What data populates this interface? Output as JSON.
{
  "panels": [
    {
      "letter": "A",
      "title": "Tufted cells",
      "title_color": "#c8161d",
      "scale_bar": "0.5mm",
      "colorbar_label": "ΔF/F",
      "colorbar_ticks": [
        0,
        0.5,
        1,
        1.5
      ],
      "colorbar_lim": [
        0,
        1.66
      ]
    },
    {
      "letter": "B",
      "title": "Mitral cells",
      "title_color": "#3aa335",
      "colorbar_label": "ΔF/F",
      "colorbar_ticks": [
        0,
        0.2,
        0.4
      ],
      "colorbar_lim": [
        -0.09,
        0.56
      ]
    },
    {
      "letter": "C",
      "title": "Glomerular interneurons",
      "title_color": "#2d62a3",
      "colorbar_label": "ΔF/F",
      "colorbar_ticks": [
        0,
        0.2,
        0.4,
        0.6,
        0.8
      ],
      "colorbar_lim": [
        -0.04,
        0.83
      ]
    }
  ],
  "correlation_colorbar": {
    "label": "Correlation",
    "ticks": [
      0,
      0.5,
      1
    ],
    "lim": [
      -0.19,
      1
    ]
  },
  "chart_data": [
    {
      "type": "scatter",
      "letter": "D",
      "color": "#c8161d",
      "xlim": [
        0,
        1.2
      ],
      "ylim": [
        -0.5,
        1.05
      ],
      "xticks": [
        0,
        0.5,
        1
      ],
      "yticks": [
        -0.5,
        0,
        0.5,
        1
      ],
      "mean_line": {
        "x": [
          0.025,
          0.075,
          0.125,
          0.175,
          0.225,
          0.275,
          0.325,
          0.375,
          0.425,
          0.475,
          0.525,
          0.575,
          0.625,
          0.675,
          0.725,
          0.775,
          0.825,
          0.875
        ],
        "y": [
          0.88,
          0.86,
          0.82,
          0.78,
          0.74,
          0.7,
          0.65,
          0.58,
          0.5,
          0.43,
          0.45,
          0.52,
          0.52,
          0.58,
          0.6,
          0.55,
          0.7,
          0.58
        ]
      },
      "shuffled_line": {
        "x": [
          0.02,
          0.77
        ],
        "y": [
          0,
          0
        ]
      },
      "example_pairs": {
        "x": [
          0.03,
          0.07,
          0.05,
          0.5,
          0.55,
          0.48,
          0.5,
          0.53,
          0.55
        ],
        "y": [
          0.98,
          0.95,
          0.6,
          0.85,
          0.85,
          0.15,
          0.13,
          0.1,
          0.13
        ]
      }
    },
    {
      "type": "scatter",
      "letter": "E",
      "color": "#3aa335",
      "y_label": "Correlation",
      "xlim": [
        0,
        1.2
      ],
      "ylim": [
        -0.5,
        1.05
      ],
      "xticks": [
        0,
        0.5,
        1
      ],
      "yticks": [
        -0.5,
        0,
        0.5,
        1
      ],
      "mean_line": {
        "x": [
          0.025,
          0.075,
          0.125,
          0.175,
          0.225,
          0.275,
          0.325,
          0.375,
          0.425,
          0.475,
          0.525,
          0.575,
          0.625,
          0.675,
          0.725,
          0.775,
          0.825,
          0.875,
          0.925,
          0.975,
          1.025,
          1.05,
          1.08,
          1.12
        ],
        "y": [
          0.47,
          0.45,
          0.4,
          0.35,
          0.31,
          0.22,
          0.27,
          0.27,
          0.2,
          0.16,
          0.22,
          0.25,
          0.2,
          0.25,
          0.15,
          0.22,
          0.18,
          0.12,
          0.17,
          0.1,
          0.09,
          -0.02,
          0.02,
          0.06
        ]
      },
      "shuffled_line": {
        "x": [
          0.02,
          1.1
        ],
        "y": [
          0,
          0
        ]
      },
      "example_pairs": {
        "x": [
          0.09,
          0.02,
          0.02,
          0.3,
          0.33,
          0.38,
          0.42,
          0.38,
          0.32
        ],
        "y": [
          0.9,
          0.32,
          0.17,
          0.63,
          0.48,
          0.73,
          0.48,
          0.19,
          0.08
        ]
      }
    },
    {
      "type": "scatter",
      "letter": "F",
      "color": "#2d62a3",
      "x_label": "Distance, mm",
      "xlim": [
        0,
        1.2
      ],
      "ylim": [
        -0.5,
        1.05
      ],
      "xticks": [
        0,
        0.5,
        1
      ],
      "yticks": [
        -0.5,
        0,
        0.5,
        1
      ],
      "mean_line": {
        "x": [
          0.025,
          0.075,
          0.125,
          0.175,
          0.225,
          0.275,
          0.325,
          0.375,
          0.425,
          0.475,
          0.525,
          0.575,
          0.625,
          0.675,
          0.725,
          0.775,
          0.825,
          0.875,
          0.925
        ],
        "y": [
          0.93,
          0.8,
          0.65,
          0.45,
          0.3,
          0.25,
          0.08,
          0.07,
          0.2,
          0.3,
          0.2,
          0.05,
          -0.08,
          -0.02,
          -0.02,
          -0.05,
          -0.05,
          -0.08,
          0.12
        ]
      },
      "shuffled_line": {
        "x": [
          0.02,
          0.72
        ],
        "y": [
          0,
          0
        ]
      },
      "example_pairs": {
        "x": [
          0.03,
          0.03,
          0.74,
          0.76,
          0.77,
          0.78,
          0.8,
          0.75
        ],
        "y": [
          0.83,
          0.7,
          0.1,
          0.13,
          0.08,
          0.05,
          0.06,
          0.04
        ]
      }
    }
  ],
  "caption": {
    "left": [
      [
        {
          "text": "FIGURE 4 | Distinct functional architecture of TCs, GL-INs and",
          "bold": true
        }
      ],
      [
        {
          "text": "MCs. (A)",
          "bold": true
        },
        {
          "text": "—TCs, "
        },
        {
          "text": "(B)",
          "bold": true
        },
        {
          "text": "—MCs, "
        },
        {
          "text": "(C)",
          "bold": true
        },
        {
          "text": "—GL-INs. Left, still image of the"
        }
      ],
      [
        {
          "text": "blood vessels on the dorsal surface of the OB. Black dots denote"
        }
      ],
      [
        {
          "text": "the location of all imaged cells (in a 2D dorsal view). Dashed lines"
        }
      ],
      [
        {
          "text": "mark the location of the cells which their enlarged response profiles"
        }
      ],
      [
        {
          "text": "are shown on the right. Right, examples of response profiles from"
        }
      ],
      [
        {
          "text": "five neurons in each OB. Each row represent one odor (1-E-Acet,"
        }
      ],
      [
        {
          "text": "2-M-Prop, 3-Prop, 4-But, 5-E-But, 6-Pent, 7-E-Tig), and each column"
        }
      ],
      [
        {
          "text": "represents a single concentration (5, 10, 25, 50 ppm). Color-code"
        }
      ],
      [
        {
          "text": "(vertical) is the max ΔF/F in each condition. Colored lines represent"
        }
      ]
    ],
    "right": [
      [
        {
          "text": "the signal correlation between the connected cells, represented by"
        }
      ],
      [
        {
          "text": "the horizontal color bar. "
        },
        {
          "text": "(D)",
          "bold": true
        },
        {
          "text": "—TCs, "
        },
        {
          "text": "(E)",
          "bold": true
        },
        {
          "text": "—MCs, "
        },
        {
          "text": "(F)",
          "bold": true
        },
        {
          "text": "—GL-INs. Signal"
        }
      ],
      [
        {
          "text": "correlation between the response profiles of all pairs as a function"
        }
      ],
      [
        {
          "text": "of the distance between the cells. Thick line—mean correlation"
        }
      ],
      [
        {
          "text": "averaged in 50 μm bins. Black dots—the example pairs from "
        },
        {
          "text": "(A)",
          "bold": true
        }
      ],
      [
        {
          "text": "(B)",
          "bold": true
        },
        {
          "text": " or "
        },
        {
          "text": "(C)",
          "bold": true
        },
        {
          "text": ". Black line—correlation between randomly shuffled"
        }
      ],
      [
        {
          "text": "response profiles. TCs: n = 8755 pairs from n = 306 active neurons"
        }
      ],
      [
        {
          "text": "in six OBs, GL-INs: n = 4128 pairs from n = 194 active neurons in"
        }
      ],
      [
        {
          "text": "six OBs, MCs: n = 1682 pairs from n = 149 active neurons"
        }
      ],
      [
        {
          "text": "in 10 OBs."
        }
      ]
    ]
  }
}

--------------------------------

▸ ACTION ITEM:
Scan the material above for the word "from". Copy each line where it occurs.

▸ COMPLETED TASK:
          "text": "are shown on the right. Right, examples of response profiles from"
          "text": "averaged in 50 μm bins. Black dots—the example pairs from "
          "text": "response profiles. TCs: n = 8755 pairs from n = 306 active neurons"
          "text": "in six OBs, GL-INs: n = 4128 pairs from n = 194 active neurons in"
          "text": "six OBs, MCs: n = 1682 pairs from n = 149 active neurons"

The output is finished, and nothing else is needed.